WORK REQUIRED — Extract every line that includes the string "Company".

Records from a data source
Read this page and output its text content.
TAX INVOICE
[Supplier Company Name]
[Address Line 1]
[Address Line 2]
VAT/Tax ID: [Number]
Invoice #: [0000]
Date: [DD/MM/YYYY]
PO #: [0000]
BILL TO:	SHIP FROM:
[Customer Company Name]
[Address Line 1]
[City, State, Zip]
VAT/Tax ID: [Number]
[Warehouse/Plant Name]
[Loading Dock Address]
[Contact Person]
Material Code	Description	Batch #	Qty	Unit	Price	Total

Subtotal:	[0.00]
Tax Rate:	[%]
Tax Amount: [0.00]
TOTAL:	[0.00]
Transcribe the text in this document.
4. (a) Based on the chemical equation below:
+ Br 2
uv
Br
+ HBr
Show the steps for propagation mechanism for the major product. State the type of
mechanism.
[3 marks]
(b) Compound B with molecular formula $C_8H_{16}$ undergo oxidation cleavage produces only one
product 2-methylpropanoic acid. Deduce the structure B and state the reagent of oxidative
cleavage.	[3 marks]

RESULT OF THIS TASK —
[Supplier Company Name]
[Customer Company Name]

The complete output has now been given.